* **Dataset entries**
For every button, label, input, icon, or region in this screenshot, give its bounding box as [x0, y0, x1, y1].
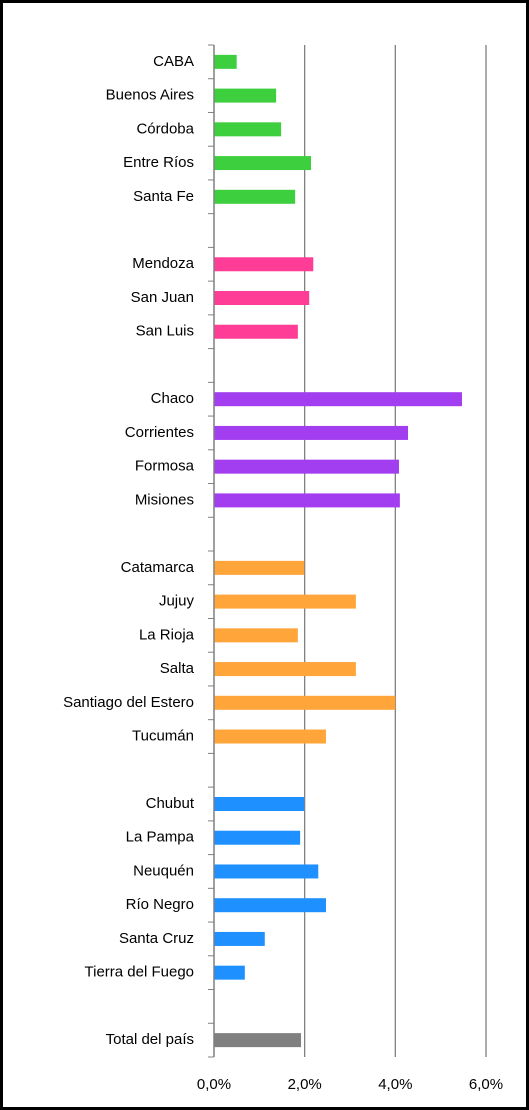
bar	[214, 392, 462, 407]
bar	[214, 257, 314, 272]
y-tick-label: CABA	[153, 53, 194, 70]
bar	[214, 729, 326, 744]
y-tick-label: Jujuy	[159, 593, 195, 610]
y-tick-label: Entre Ríos	[123, 154, 194, 171]
x-tick-label: 4,0%	[378, 1076, 412, 1093]
bar	[214, 425, 409, 440]
y-tick-label: Santa Cruz	[119, 930, 194, 947]
y-tick-label: Formosa	[135, 458, 195, 475]
y-tick-label: Chaco	[151, 390, 194, 407]
y-tick-label: Chubut	[146, 795, 195, 812]
y-tick-label: Catamarca	[121, 559, 195, 576]
bar	[214, 291, 310, 305]
bar	[214, 560, 305, 575]
y-tick-label: San Luis	[136, 323, 194, 340]
bar	[214, 864, 319, 879]
bar	[214, 830, 301, 845]
bar	[214, 1033, 302, 1048]
y-tick-label: Salta	[160, 660, 195, 677]
y-tick-label: Santiago del Estero	[63, 694, 194, 711]
bar	[214, 54, 237, 69]
y-tick-label: La Pampa	[126, 829, 195, 846]
y-tick-label: Río Negro	[126, 896, 194, 913]
y-tick-label: Total del país	[106, 1031, 194, 1048]
bar	[214, 628, 298, 643]
y-tick-label: Misiones	[135, 491, 194, 508]
bar	[214, 459, 399, 474]
bar	[214, 965, 245, 980]
y-tick-label: Santa Fe	[133, 188, 194, 205]
bar	[214, 594, 356, 609]
y-tick-label: La Rioja	[139, 626, 195, 643]
y-tick-label: San Juan	[131, 289, 194, 306]
bar	[214, 156, 312, 171]
x-tick-label: 6,0%	[469, 1076, 503, 1093]
y-tick-label: Buenos Aires	[106, 87, 194, 104]
y-tick-label: Córdoba	[136, 120, 194, 137]
bar	[214, 797, 305, 811]
bar	[214, 189, 296, 204]
x-tick-label: 2,0%	[288, 1076, 322, 1093]
bar	[214, 122, 282, 137]
y-tick-label: Mendoza	[132, 255, 194, 272]
y-tick-label: Tierra del Fuego	[85, 964, 195, 981]
bar	[214, 695, 396, 710]
bar	[214, 931, 265, 946]
bar	[214, 662, 356, 677]
y-tick-label: Tucumán	[132, 728, 194, 745]
x-tick-label: 0,0%	[197, 1076, 231, 1093]
bar	[214, 88, 277, 103]
bar	[214, 898, 326, 913]
bar	[214, 324, 298, 339]
y-tick-label: Neuquén	[133, 862, 194, 879]
bar	[214, 493, 400, 508]
y-tick-label: Corrientes	[125, 424, 194, 441]
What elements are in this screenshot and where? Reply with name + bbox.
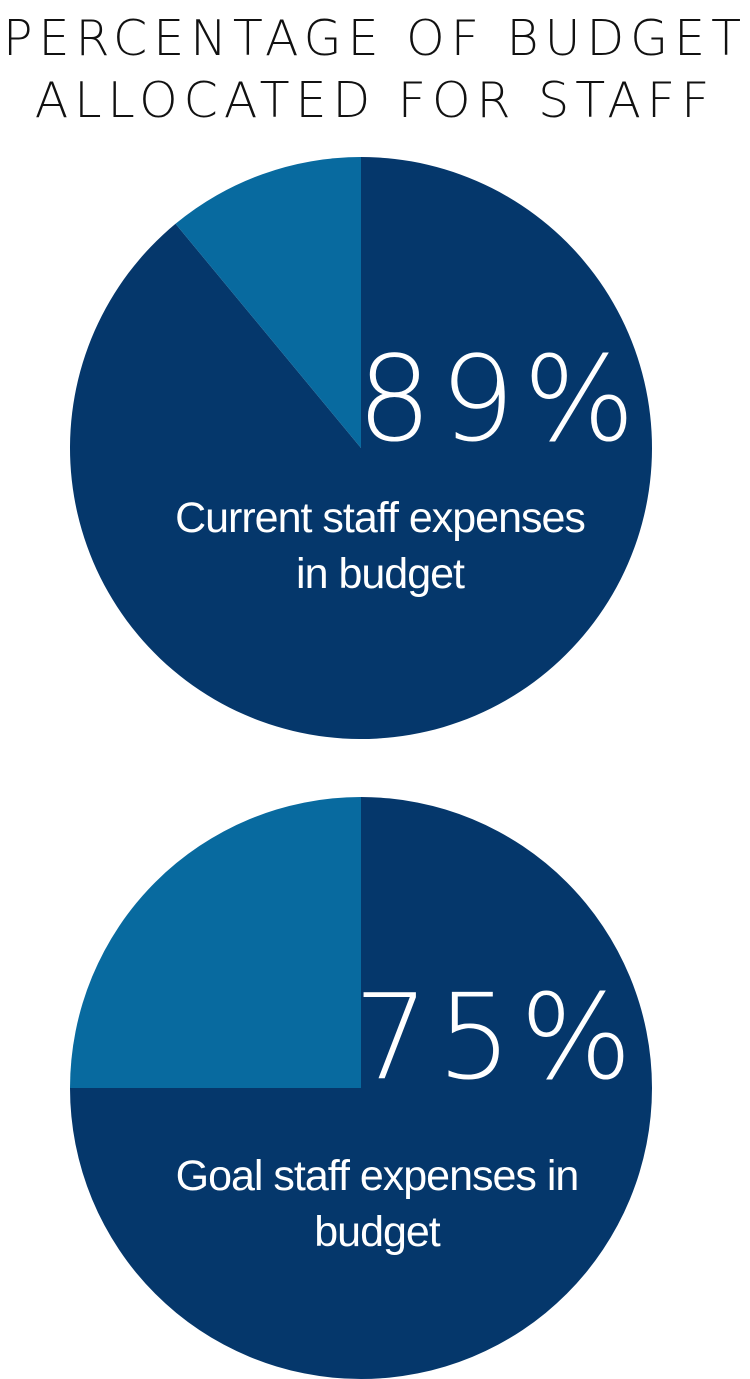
current-caption-line-1: Current staff expenses — [175, 494, 585, 542]
chart-title-line-2: ALLOCATED FOR STAFF — [34, 72, 716, 129]
goal-caption-line-1: Goal staff expenses in — [176, 1152, 579, 1200]
goal-caption-line-2: budget — [314, 1208, 441, 1256]
chart-title-line-1: PERCENTAGE OF BUDGET — [2, 10, 748, 67]
pie-slice-current-staff — [69, 157, 652, 739]
goal-percent-label: 75% — [354, 968, 640, 1106]
current-percent-label: 89% — [357, 330, 643, 468]
current-caption-line-2: in budget — [296, 550, 465, 598]
pie-chart-goal: 75% Goal staff expenses in budget — [70, 797, 652, 1379]
pie-chart-current: 89% Current staff expenses in budget — [69, 157, 652, 739]
pie-slice-goal-other — [70, 797, 361, 1088]
chart-title: PERCENTAGE OF BUDGET ALLOCATED FOR STAFF — [0, 8, 750, 132]
pie-slice-current-other — [175, 157, 361, 448]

* **Objective**
Convert every line of the entries above into a JSON list of strings, with one string per line and blank lines omitted. Leave the pictures out of the list.

* **Correct output**
[
  "For every button, label, input, icon, or region in this screenshot, give its bounding box as [x0, y0, x1, y1].",
  "bar\t[214, 392, 462, 407]",
  "bar\t[214, 257, 314, 272]",
  "y-tick-label: CABA\t[153, 53, 194, 70]",
  "bar\t[214, 729, 326, 744]",
  "y-tick-label: Jujuy\t[159, 593, 195, 610]",
  "y-tick-label: Entre Ríos\t[123, 154, 194, 171]",
  "x-tick-label: 4,0%\t[378, 1076, 412, 1093]",
  "bar\t[214, 425, 409, 440]",
  "y-tick-label: Santa Cruz\t[119, 930, 194, 947]",
  "y-tick-label: Formosa\t[135, 458, 195, 475]",
  "y-tick-label: Chaco\t[151, 390, 194, 407]",
  "y-tick-label: Chubut\t[146, 795, 195, 812]",
  "y-tick-label: Catamarca\t[121, 559, 195, 576]",
  "bar\t[214, 291, 310, 305]",
  "bar\t[214, 560, 305, 575]",
  "y-tick-label: San Luis\t[136, 323, 194, 340]",
  "bar\t[214, 864, 319, 879]",
  "bar\t[214, 830, 301, 845]",
  "bar\t[214, 1033, 302, 1048]",
  "y-tick-label: Salta\t[160, 660, 195, 677]",
  "y-tick-label: Santiago del Estero\t[63, 694, 194, 711]",
  "bar\t[214, 54, 237, 69]",
  "y-tick-label: La Pampa\t[126, 829, 195, 846]",
  "y-tick-label: Río Negro\t[126, 896, 194, 913]",
  "y-tick-label: Total del país\t[106, 1031, 194, 1048]",
  "bar\t[214, 628, 298, 643]",
  "y-tick-label: Misiones\t[135, 491, 194, 508]",
  "bar\t[214, 459, 399, 474]",
  "bar\t[214, 965, 245, 980]",
  "y-tick-label: Santa Fe\t[133, 188, 194, 205]",
  "bar\t[214, 594, 356, 609]",
  "y-tick-label: La Rioja\t[139, 626, 195, 643]",
  "y-tick-label: San Juan\t[131, 289, 194, 306]",
  "bar\t[214, 156, 312, 171]",
  "x-tick-label: 6,0%\t[469, 1076, 503, 1093]",
  "y-tick-label: Buenos Aires\t[106, 87, 194, 104]",
  "y-tick-label: Córdoba\t[136, 120, 194, 137]",
  "bar\t[214, 797, 305, 811]",
  "bar\t[214, 189, 296, 204]",
  "x-tick-label: 2,0%\t[288, 1076, 322, 1093]",
  "bar\t[214, 122, 282, 137]",
  "y-tick-label: Mendoza\t[132, 255, 194, 272]",
  "y-tick-label: Tierra del Fuego\t[85, 964, 195, 981]",
  "bar\t[214, 695, 396, 710]",
  "bar\t[214, 931, 265, 946]",
  "bar\t[214, 662, 356, 677]",
  "y-tick-label: Tucumán\t[132, 728, 194, 745]",
  "x-tick-label: 0,0%\t[197, 1076, 231, 1093]",
  "bar\t[214, 88, 277, 103]",
  "bar\t[214, 898, 326, 913]",
  "bar\t[214, 324, 298, 339]",
  "y-tick-label: Neuquén\t[133, 862, 194, 879]",
  "bar\t[214, 493, 400, 508]",
  "y-tick-label: Corrientes\t[125, 424, 194, 441]",
  "What elements are in this screenshot and where? Reply with name + bbox.",
  "current-caption-line-1: Current staff expenses — [175, 494, 585, 542]",
  "chart-title-line-2: ALLOCATED FOR STAFF — [34, 72, 716, 129]",
  "goal-caption-line-1: Goal staff expenses in — [176, 1152, 579, 1200]",
  "goal-caption-line-2: budget — [314, 1208, 441, 1256]",
  "chart-title-line-1: PERCENTAGE OF BUDGET — [2, 10, 748, 67]",
  "pie-slice-current-staff — [69, 157, 652, 739]",
  "goal-percent-label: 75% — [354, 968, 640, 1106]",
  "current-percent-label: 89% — [357, 330, 643, 468]",
  "current-caption-line-2: in budget — [296, 550, 465, 598]",
  "pie-chart-goal: 75% Goal staff expenses in budget — [70, 797, 652, 1379]",
  "pie-chart-current: 89% Current staff expenses in budget — [69, 157, 652, 739]",
  "pie-slice-goal-other — [70, 797, 361, 1088]",
  "chart-title: PERCENTAGE OF BUDGET ALLOCATED FOR STAFF — [0, 8, 750, 132]",
  "pie-slice-current-other — [175, 157, 361, 448]"
]